_Task requirements_. Repeat each line exactly as it is written.

(Records about charts and figures)

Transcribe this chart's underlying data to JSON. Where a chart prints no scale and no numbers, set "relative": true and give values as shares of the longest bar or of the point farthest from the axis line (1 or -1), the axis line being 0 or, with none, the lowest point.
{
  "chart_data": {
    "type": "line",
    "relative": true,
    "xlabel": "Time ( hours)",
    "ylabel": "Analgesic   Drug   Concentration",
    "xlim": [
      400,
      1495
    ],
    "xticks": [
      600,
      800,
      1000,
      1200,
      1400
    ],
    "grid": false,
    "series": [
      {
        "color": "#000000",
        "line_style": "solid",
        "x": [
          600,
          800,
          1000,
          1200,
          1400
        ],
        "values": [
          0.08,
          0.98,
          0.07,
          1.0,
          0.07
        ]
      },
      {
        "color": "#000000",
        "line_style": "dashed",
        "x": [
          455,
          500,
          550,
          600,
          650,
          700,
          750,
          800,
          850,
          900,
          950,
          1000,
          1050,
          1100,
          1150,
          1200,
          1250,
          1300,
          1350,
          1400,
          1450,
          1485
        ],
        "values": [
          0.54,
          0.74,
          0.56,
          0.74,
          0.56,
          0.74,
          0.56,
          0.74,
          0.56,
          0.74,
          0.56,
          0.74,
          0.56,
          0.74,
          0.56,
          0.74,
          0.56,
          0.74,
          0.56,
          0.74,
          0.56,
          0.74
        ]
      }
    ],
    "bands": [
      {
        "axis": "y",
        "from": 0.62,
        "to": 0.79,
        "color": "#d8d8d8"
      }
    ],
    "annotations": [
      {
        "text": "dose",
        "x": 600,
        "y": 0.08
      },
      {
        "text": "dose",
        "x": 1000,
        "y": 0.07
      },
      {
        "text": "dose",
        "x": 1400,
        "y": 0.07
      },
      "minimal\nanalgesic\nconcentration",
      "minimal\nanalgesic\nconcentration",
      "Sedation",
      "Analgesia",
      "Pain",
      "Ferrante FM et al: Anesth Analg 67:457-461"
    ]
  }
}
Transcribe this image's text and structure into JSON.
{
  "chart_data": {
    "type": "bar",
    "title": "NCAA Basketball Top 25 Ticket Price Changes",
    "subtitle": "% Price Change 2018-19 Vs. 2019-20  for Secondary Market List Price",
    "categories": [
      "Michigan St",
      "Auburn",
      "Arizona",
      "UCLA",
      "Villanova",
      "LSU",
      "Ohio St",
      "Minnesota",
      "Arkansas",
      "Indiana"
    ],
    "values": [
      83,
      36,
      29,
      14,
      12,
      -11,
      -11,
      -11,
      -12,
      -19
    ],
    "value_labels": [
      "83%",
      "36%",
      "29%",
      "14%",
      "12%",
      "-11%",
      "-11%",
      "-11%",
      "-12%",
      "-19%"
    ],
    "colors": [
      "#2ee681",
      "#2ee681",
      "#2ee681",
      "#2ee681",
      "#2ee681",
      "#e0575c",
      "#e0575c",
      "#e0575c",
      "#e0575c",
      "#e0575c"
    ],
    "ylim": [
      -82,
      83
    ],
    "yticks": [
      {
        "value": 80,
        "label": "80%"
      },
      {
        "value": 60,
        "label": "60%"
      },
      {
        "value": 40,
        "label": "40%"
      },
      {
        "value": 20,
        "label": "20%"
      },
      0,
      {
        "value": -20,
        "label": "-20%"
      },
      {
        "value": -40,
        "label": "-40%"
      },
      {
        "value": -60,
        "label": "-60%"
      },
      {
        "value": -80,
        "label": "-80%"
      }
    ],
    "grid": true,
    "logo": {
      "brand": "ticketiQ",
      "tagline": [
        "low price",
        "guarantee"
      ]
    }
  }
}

_Right answer_.
Transcribe this chart's underlying data to JSON. Where a chart prints no scale and no numbers, set "relative": true and give values as shares of the longest bar or of the point farthest from the axis line (1 or -1), the axis line being 0 or, with none, the lowest point.
{
  "chart_data": {
    "type": "line",
    "relative": true,
    "xlabel": "Time ( hours)",
    "ylabel": "Analgesic   Drug   Concentration",
    "xlim": [
      400,
      1495
    ],
    "xticks": [
      600,
      800,
      1000,
      1200,
      1400
    ],
    "grid": false,
    "series": [
      {
        "color": "#000000",
        "line_style": "solid",
        "x": [
          600,
          800,
          1000,
          1200,
          1400
        ],
        "values": [
          0.08,
          0.98,
          0.07,
          1.0,
          0.07
        ]
      },
      {
        "color": "#000000",
        "line_style": "dashed",
        "x": [
          455,
          500,
          550,
          600,
          650,
          700,
          750,
          800,
          850,
          900,
          950,
          1000,
          1050,
          1100,
          1150,
          1200,
          1250,
          1300,
          1350,
          1400,
          1450,
          1485
        ],
        "values": [
          0.54,
          0.74,
          0.56,
          0.74,
          0.56,
          0.74,
          0.56,
          0.74,
          0.56,
          0.74,
          0.56,
          0.74,
          0.56,
          0.74,
          0.56,
          0.74,
          0.56,
          0.74,
          0.56,
          0.74,
          0.56,
          0.74
        ]
      }
    ],
    "bands": [
      {
        "axis": "y",
        "from": 0.62,
        "to": 0.79,
        "color": "#d8d8d8"
      }
    ],
    "annotations": [
      {
        "text": "dose",
        "x": 600,
        "y": 0.08
      },
      {
        "text": "dose",
        "x": 1000,
        "y": 0.07
      },
      {
        "text": "dose",
        "x": 1400,
        "y": 0.07
      },
      "minimal\nanalgesic\nconcentration",
      "minimal\nanalgesic\nconcentration",
      "Sedation",
      "Analgesia",
      "Pain",
      "Ferrante FM et al: Anesth Analg 67:457-461"
    ]
  }
}
Transcribe this image's text and structure into JSON.
{
  "chart_data": {
    "type": "bar",
    "title": "NCAA Basketball Top 25 Ticket Price Changes",
    "subtitle": "% Price Change 2018-19 Vs. 2019-20  for Secondary Market List Price",
    "categories": [
      "Michigan St",
      "Auburn",
      "Arizona",
      "UCLA",
      "Villanova",
      "LSU",
      "Ohio St",
      "Minnesota",
      "Arkansas",
      "Indiana"
    ],
    "values": [
      83,
      36,
      29,
      14,
      12,
      -11,
      -11,
      -11,
      -12,
      -19
    ],
    "value_labels": [
      "83%",
      "36%",
      "29%",
      "14%",
      "12%",
      "-11%",
      "-11%",
      "-11%",
      "-12%",
      "-19%"
    ],
    "colors": [
      "#2ee681",
      "#2ee681",
      "#2ee681",
      "#2ee681",
      "#2ee681",
      "#e0575c",
      "#e0575c",
      "#e0575c",
      "#e0575c",
      "#e0575c"
    ],
    "ylim": [
      -82,
      83
    ],
    "yticks": [
      {
        "value": 80,
        "label": "80%"
      },
      {
        "value": 60,
        "label": "60%"
      },
      {
        "value": 40,
        "label": "40%"
      },
      {
        "value": 20,
        "label": "20%"
      },
      0,
      {
        "value": -20,
        "label": "-20%"
      },
      {
        "value": -40,
        "label": "-40%"
      },
      {
        "value": -60,
        "label": "-60%"
      },
      {
        "value": -80,
        "label": "-80%"
      }
    ],
    "grid": true,
    "logo": {
      "brand": "ticketiQ",
      "tagline": [
        "low price",
        "guarantee"
      ]
    }
  }
}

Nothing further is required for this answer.